RECORDS PROVIDED.
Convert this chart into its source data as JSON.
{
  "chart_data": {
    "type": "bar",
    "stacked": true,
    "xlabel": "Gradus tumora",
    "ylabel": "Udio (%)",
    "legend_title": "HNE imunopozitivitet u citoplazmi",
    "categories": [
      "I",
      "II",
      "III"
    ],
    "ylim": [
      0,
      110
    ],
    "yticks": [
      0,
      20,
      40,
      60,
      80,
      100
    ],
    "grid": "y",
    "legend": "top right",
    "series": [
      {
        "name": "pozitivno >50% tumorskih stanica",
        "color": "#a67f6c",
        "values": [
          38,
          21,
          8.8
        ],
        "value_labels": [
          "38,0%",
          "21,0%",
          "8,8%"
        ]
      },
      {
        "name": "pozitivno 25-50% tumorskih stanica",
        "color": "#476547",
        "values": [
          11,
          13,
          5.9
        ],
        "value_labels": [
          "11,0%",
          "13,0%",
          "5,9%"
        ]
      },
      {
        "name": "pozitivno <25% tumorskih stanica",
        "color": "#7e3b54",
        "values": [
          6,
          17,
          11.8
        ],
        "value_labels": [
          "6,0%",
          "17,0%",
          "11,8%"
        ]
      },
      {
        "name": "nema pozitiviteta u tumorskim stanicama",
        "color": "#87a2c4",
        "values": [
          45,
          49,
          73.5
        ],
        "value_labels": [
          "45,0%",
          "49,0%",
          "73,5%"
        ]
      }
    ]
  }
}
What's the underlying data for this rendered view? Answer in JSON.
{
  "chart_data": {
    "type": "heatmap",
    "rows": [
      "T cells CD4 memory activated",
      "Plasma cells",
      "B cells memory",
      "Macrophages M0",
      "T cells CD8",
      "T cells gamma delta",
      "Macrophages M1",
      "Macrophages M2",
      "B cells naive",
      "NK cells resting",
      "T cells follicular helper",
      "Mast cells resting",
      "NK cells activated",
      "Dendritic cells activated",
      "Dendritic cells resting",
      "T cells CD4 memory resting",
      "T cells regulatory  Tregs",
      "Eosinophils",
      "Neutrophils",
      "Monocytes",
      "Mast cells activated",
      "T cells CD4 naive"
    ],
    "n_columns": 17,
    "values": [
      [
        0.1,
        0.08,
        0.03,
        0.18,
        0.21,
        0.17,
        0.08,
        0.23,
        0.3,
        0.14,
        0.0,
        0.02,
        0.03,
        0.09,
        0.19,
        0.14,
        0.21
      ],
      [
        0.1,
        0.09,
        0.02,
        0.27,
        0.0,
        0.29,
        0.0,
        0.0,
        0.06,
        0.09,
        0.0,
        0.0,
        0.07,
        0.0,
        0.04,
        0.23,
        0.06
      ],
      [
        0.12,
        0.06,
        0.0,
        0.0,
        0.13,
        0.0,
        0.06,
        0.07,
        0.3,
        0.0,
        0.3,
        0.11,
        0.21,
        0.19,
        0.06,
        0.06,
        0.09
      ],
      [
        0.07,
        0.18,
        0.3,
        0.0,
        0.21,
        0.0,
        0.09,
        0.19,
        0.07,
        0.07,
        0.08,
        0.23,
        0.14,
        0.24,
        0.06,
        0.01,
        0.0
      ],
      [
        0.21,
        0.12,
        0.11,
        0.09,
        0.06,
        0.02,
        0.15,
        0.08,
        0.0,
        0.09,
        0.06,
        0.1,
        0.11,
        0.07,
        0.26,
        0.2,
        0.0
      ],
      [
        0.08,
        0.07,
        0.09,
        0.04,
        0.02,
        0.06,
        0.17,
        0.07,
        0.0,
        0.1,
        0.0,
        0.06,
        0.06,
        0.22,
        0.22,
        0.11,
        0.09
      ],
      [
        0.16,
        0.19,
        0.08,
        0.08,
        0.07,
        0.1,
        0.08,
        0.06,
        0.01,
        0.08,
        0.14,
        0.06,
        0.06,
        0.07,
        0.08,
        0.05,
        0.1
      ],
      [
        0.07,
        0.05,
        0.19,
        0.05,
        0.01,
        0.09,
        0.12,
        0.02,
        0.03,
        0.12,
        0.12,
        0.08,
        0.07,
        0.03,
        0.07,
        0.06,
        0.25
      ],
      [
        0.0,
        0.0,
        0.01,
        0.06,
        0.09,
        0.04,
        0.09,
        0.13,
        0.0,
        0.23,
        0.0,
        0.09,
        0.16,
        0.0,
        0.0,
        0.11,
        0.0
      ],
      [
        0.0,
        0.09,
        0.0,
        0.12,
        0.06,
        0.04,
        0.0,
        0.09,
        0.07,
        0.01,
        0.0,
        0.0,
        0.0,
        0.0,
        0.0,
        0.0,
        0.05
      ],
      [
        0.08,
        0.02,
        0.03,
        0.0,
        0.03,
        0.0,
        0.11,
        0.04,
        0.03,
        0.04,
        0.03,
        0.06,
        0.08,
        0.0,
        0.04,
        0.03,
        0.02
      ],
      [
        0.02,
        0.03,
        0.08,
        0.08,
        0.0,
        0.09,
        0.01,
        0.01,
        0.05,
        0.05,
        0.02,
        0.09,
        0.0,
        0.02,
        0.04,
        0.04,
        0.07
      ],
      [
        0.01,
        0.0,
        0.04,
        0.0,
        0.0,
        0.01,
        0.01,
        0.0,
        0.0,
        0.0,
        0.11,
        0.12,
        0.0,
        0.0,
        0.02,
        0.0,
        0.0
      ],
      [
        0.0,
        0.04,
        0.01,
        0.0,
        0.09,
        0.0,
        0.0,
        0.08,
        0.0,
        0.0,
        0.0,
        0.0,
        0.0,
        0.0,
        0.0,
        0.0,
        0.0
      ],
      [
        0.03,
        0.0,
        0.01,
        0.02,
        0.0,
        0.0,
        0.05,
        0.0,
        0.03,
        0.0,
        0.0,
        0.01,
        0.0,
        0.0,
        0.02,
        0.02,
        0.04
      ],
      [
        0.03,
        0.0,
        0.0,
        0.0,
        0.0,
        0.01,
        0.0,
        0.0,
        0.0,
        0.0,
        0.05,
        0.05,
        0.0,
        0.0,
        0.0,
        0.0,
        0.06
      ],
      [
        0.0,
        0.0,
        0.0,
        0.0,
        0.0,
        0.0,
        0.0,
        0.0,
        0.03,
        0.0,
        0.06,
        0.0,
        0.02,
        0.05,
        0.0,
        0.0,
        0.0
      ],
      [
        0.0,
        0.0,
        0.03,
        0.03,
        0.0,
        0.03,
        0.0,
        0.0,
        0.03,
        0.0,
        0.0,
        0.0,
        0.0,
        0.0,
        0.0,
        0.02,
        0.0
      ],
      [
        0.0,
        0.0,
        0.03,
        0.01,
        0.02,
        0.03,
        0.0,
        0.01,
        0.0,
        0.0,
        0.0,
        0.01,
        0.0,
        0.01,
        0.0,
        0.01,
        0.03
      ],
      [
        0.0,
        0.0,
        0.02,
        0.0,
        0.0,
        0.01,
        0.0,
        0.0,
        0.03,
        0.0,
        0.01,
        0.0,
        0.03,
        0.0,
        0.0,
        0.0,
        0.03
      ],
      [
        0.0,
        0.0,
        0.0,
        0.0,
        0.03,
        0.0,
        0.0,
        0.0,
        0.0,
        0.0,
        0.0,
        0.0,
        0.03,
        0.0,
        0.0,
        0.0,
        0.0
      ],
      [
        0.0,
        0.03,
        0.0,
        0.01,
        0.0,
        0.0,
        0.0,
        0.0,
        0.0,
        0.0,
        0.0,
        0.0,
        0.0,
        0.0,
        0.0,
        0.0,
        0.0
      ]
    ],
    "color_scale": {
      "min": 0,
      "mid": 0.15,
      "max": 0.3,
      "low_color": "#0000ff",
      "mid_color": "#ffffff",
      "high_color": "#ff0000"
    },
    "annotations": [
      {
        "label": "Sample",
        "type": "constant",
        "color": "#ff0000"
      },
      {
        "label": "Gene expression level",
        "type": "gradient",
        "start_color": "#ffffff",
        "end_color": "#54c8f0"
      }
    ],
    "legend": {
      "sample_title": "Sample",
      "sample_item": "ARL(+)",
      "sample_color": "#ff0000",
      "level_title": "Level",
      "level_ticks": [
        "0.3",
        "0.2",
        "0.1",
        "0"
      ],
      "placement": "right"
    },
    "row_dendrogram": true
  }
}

ACTIVITY. Copy each line of the data that includes the word "name".

TASK ANSWER.
        "name": "pozitivno >50% tumorskih stanica",
        "name": "pozitivno 25-50% tumorskih stanica",
        "name": "pozitivno <25% tumorskih stanica",
        "name": "nema pozitiviteta u tumorskim stanicama",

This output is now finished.